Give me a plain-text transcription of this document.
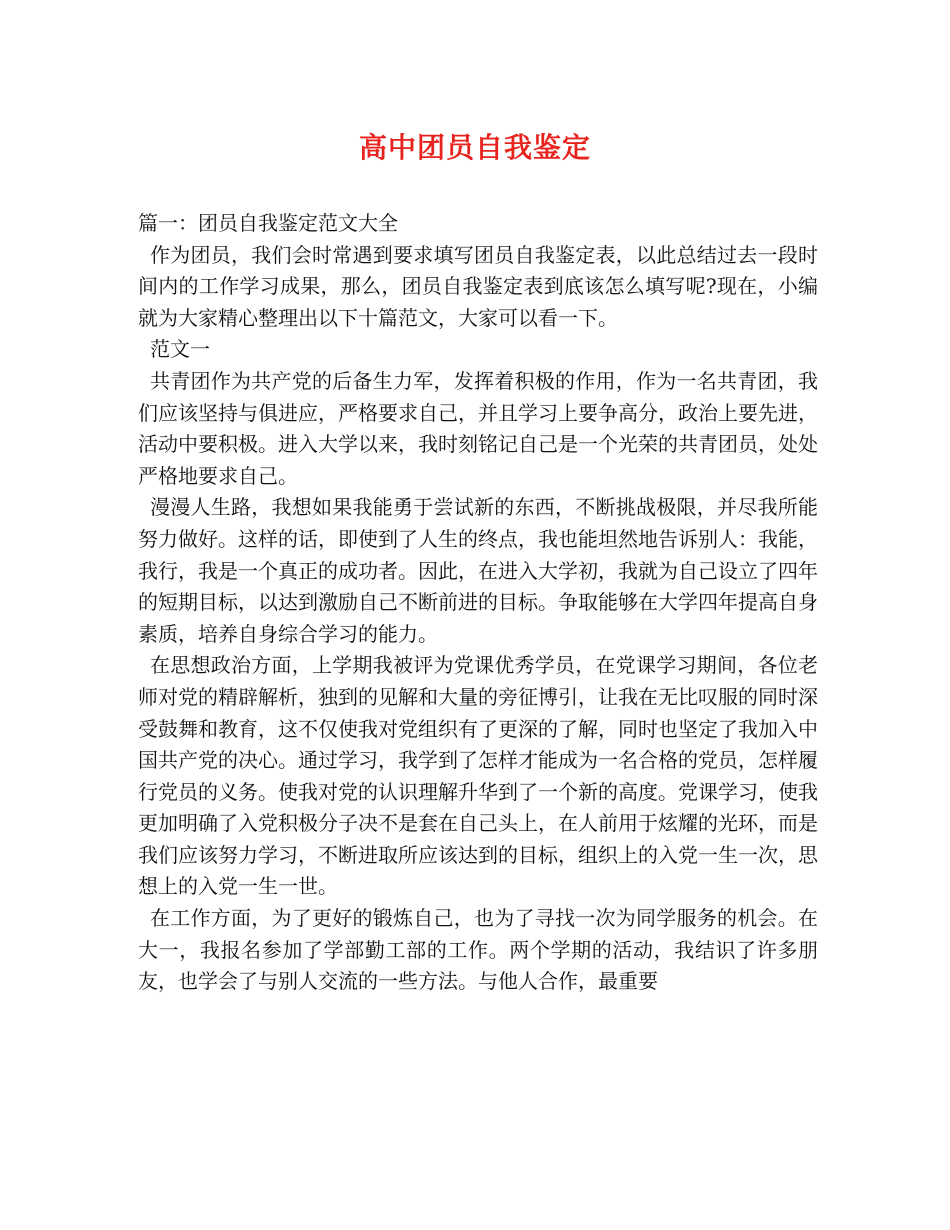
高中团员自我鉴定

篇一：团员自我鉴定范文大全

作为团员，我们会时常遇到要求填写团员自我鉴定表，以此总结过去一段时间内的工作学习成果，那么，团员自我鉴定表到底该怎么填写呢?现在，小编就为大家精心整理出以下十篇范文，大家可以看一下。

范文一

共青团作为共产党的后备生力军，发挥着积极的作用，作为一名共青团，我们应该坚持与俱进应，严格要求自己，并且学习上要争高分，政治上要先进，活动中要积极。进入大学以来，我时刻铭记自己是一个光荣的共青团员，处处严格地要求自己。

漫漫人生路，我想如果我能勇于尝试新的东西，不断挑战极限，并尽我所能努力做好。这样的话，即使到了人生的终点，我也能坦然地告诉别人：我能，我行，我是一个真正的成功者。因此，在进入大学初，我就为自己设立了四年的短期目标，以达到激励自己不断前进的目标。争取能够在大学四年提高自身素质，培养自身综合学习的能力。

在思想政治方面，上学期我被评为党课优秀学员，在党课学习期间，各位老师对党的精辟解析，独到的见解和大量的旁征博引，让我在无比叹服的同时深受鼓舞和教育，这不仅使我对党组织有了更深的了解，同时也坚定了我加入中国共产党的决心。通过学习，我学到了怎样才能成为一名合格的党员，怎样履行党员的义务。使我对党的认识理解升华到了一个新的高度。党课学习，使我更加明确了入党积极分子决不是套在自己头上，在人前用于炫耀的光环，而是我们应该努力学习，不断进取所应该达到的目标，组织上的入党一生一次，思想上的入党一生一世。

在工作方面，为了更好的锻炼自己，也为了寻找一次为同学服务的机会。在大一，我报名参加了学部勤工部的工作。两个学期的活动，我结识了许多朋友，也学会了与别人交流的一些方法。与他人合作，最重要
-----
### Given exercise
Every record gets retyped exactly; no picture goes into the copy.

### Expected output
Give me a plain-text transcription of this document.
高中团员自我鉴定

篇一：团员自我鉴定范文大全

作为团员，我们会时常遇到要求填写团员自我鉴定表，以此总结过去一段时间内的工作学习成果，那么，团员自我鉴定表到底该怎么填写呢?现在，小编就为大家精心整理出以下十篇范文，大家可以看一下。

范文一

共青团作为共产党的后备生力军，发挥着积极的作用，作为一名共青团，我们应该坚持与俱进应，严格要求自己，并且学习上要争高分，政治上要先进，活动中要积极。进入大学以来，我时刻铭记自己是一个光荣的共青团员，处处严格地要求自己。

漫漫人生路，我想如果我能勇于尝试新的东西，不断挑战极限，并尽我所能努力做好。这样的话，即使到了人生的终点，我也能坦然地告诉别人：我能，我行，我是一个真正的成功者。因此，在进入大学初，我就为自己设立了四年的短期目标，以达到激励自己不断前进的目标。争取能够在大学四年提高自身素质，培养自身综合学习的能力。

在思想政治方面，上学期我被评为党课优秀学员，在党课学习期间，各位老师对党的精辟解析，独到的见解和大量的旁征博引，让我在无比叹服的同时深受鼓舞和教育，这不仅使我对党组织有了更深的了解，同时也坚定了我加入中国共产党的决心。通过学习，我学到了怎样才能成为一名合格的党员，怎样履行党员的义务。使我对党的认识理解升华到了一个新的高度。党课学习，使我更加明确了入党积极分子决不是套在自己头上，在人前用于炫耀的光环，而是我们应该努力学习，不断进取所应该达到的目标，组织上的入党一生一次，思想上的入党一生一世。

在工作方面，为了更好的锻炼自己，也为了寻找一次为同学服务的机会。在大一，我报名参加了学部勤工部的工作。两个学期的活动，我结识了许多朋友，也学会了与别人交流的一些方法。与他人合作，最重要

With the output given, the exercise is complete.